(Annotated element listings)
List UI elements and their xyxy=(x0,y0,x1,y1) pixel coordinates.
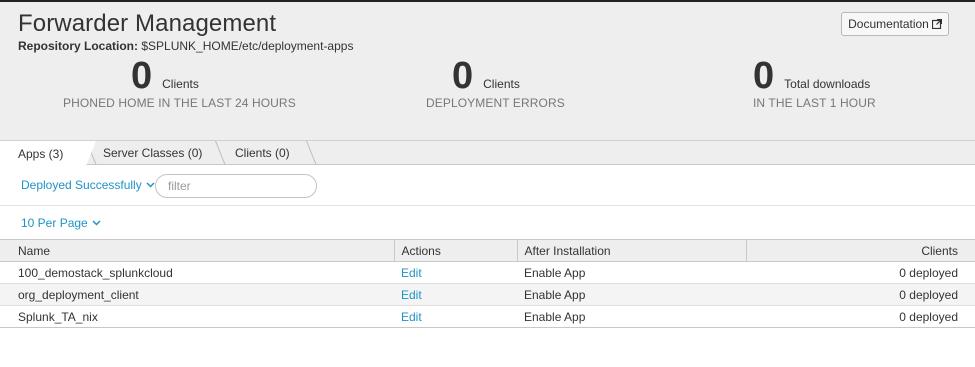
edit-link[interactable]: Edit xyxy=(394,283,517,306)
stat-deployment-errors: 0 Clients DEPLOYMENT ERRORS xyxy=(426,56,565,110)
edit-link[interactable]: Edit xyxy=(394,305,517,328)
page-header: Forwarder Management Repository Location… xyxy=(0,2,975,141)
per-page-dropdown[interactable]: 10 Per Page xyxy=(21,216,101,230)
external-link-icon xyxy=(931,19,942,29)
clients-deployed: 0 deployed xyxy=(746,305,975,328)
clients-deployed: 0 deployed xyxy=(746,283,975,306)
stat-unit: Total downloads xyxy=(784,77,871,91)
app-name: org_deployment_client xyxy=(0,283,394,306)
app-name: Splunk_TA_nix xyxy=(0,305,394,328)
column-header-after-installation[interactable]: After Installation xyxy=(517,239,747,262)
stat-total-downloads: 0 Total downloads IN THE LAST 1 HOUR xyxy=(753,56,876,110)
stat-value: 0 xyxy=(452,55,474,97)
filter-input[interactable] xyxy=(155,174,317,198)
tab-bar: Apps (3) Server Classes (0) Clients (0) xyxy=(0,141,975,166)
after-installation: Enable App xyxy=(517,283,746,306)
tab-clients[interactable]: Clients (0) xyxy=(235,141,290,165)
tab-divider xyxy=(306,141,317,165)
tab-apps[interactable]: Apps (3) xyxy=(0,141,96,166)
stat-value: 0 xyxy=(753,55,775,97)
chevron-down-icon xyxy=(92,220,101,226)
tab-divider xyxy=(215,141,226,165)
column-header-name[interactable]: Name xyxy=(0,239,395,262)
pagination-row: 10 Per Page xyxy=(0,206,975,239)
stat-unit: Clients xyxy=(483,77,520,91)
clients-deployed: 0 deployed xyxy=(746,261,975,284)
stat-subtitle: PHONED HOME IN THE LAST 24 HOURS xyxy=(63,96,296,110)
app-name: 100_demostack_splunkcloud xyxy=(0,261,394,284)
deployment-status-label: Deployed Successfully xyxy=(21,178,142,192)
stat-subtitle: DEPLOYMENT ERRORS xyxy=(426,96,565,110)
column-header-clients[interactable]: Clients xyxy=(746,239,975,262)
tab-server-classes[interactable]: Server Classes (0) xyxy=(103,141,202,165)
table-row: org_deployment_client Edit Enable App 0 … xyxy=(0,283,975,306)
table-row: 100_demostack_splunkcloud Edit Enable Ap… xyxy=(0,261,975,284)
chevron-down-icon xyxy=(146,182,155,188)
after-installation: Enable App xyxy=(517,261,746,284)
repository-location-label: Repository Location: xyxy=(18,39,139,53)
filter-row: Deployed Successfully xyxy=(0,165,975,206)
column-header-actions: Actions xyxy=(394,239,518,262)
stat-clients-phoned-home: 0 Clients PHONED HOME IN THE LAST 24 HOUR… xyxy=(63,56,296,110)
stat-subtitle: IN THE LAST 1 HOUR xyxy=(753,96,876,110)
page-title: Forwarder Management xyxy=(18,10,277,37)
edit-link[interactable]: Edit xyxy=(394,261,517,284)
after-installation: Enable App xyxy=(517,305,746,328)
per-page-label: 10 Per Page xyxy=(21,216,88,230)
documentation-button[interactable]: Documentation xyxy=(841,12,949,36)
table-header-row: Name Actions After Installation Clients xyxy=(0,239,975,262)
documentation-button-label: Documentation xyxy=(848,17,929,31)
apps-table: Name Actions After Installation Clients … xyxy=(0,239,975,328)
repository-location: Repository Location: $SPLUNK_HOME/etc/de… xyxy=(18,39,353,53)
stat-unit: Clients xyxy=(162,77,199,91)
repository-location-path: $SPLUNK_HOME/etc/deployment-apps xyxy=(141,39,354,53)
stat-value: 0 xyxy=(131,55,153,97)
table-row: Splunk_TA_nix Edit Enable App 0 deployed xyxy=(0,305,975,328)
deployment-status-dropdown[interactable]: Deployed Successfully xyxy=(21,178,155,192)
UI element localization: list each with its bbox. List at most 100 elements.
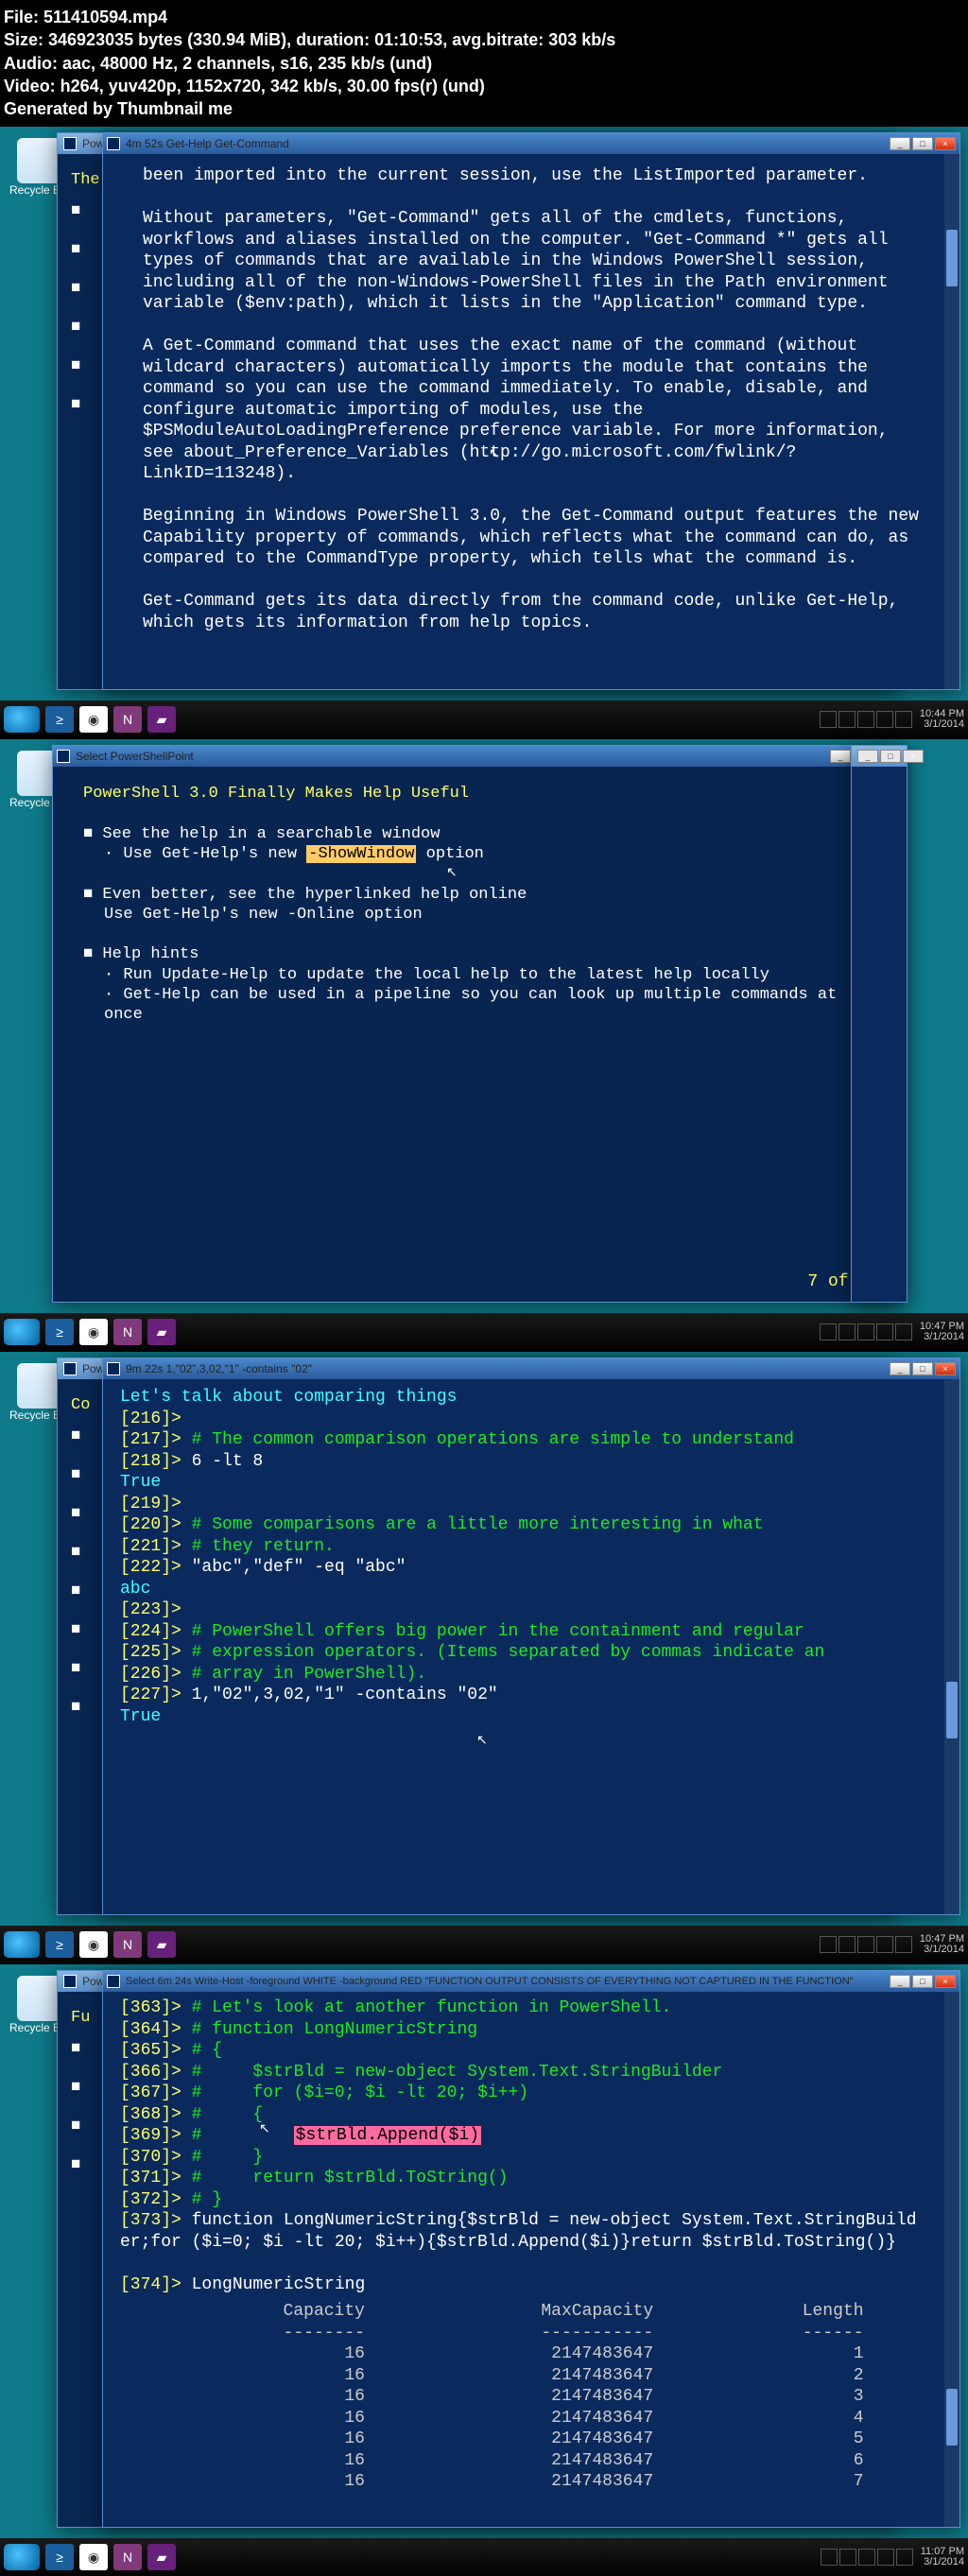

**What you will do:**
Turn every line of the rows above into a numbered list, skipping any blank lines and leaving out the pictures.

**Solution to this task:**
1. List UI elements and their xyxy=(x0,y0,x1,y1) pixel coordinates.
2. edit-link[interactable]: Edit xyxy=(394,283,517,306)
3. stat-deployment-errors: 0 Clients DEPLOYMENT ERRORS xyxy=(426,56,565,110)
4. edit-link[interactable]: Edit xyxy=(394,305,517,328)
5. page-header: Forwarder Management Repository Location… xyxy=(0,2,975,141)
6. per-page-dropdown[interactable]: 10 Per Page xyxy=(21,216,101,230)
7. external-link-icon xyxy=(931,19,942,29)
8. clients-deployed: 0 deployed xyxy=(746,305,975,328)
9. clients-deployed: 0 deployed xyxy=(746,283,975,306)
10. stat-unit: Total downloads xyxy=(784,77,871,91)
11. app-name: org_deployment_client xyxy=(0,283,394,306)
12. app-name: Splunk_TA_nix xyxy=(0,305,394,328)
13. column-header-after-installation[interactable]: After Installation xyxy=(517,239,747,262)
14. stat-total-downloads: 0 Total downloads IN THE LAST 1 HOUR xyxy=(753,56,876,110)
15. stat-value: 0 xyxy=(452,55,474,97)
16. filter-input[interactable] xyxy=(155,174,317,198)
17. tab-bar: Apps (3) Server Classes (0) Clients (0) xyxy=(0,141,975,166)
18. after-installation: Enable App xyxy=(517,283,746,306)
19. tab-clients[interactable]: Clients (0) xyxy=(235,141,290,165)
20. tab-divider xyxy=(306,141,317,165)
21. tab-apps[interactable]: Apps (3) xyxy=(0,141,96,166)
22. stat-value: 0 xyxy=(753,55,775,97)
23. chevron-down-icon xyxy=(92,220,101,226)
24. tab-divider xyxy=(215,141,226,165)
25. column-header-name[interactable]: Name xyxy=(0,239,395,262)
26. pagination-row: 10 Per Page xyxy=(0,206,975,239)
27. stat-unit: Clients xyxy=(483,77,520,91)
28. clients-deployed: 0 deployed xyxy=(746,261,975,284)
29. stat-subtitle: PHONED HOME IN THE LAST 24 HOURS xyxy=(63,96,296,110)
30. app-name: 100_demostack_splunkcloud xyxy=(0,261,394,284)
31. deployment-status-label: Deployed Successfully xyxy=(21,178,142,192)
32. stat-subtitle: DEPLOYMENT ERRORS xyxy=(426,96,565,110)
33. column-header-clients[interactable]: Clients xyxy=(746,239,975,262)
34. tab-server-classes[interactable]: Server Classes (0) xyxy=(103,141,202,165)
35. table-row: org_deployment_client Edit Enable App 0 … xyxy=(0,283,975,306)
36. table-row: 100_demostack_splunkcloud Edit Enable Ap… xyxy=(0,261,975,284)
37. chevron-down-icon xyxy=(146,182,155,188)
38. after-installation: Enable App xyxy=(517,261,746,284)
39. repository-location-label: Repository Location: xyxy=(18,39,139,53)
40. filter-row: Deployed Successfully xyxy=(0,165,975,206)
41. column-header-actions: Actions xyxy=(394,239,518,262)
42. stat-clients-phoned-home: 0 Clients PHONED HOME IN THE LAST 24 HOUR… xyxy=(63,56,296,110)
43. stat-subtitle: IN THE LAST 1 HOUR xyxy=(753,96,876,110)
44. page-title: Forwarder Management xyxy=(18,10,277,37)
45. edit-link[interactable]: Edit xyxy=(394,261,517,284)
46. after-installation: Enable App xyxy=(517,305,746,328)
47. per-page-label: 10 Per Page xyxy=(21,216,88,230)
48. documentation-button[interactable]: Documentation xyxy=(841,12,949,36)
49. table-header-row: Name Actions After Installation Clients xyxy=(0,239,975,262)
50. documentation-button-label: Documentation xyxy=(848,17,929,31)
51. apps-table: Name Actions After Installation Clients … xyxy=(0,239,975,328)
52. repository-location: Repository Location: $SPLUNK_HOME/etc/de… xyxy=(18,39,353,53)
53. stat-unit: Clients xyxy=(162,77,199,91)
54. repository-location-path: $SPLUNK_HOME/etc/deployment-apps xyxy=(141,39,354,53)
55. stat-value: 0 xyxy=(131,55,153,97)
56. table-row: Splunk_TA_nix Edit Enable App 0 deployed xyxy=(0,305,975,328)
57. deployment-status-dropdown[interactable]: Deployed Successfully xyxy=(21,178,155,192)
58. UI element localization: list each with its bbox. List at most 100 elements.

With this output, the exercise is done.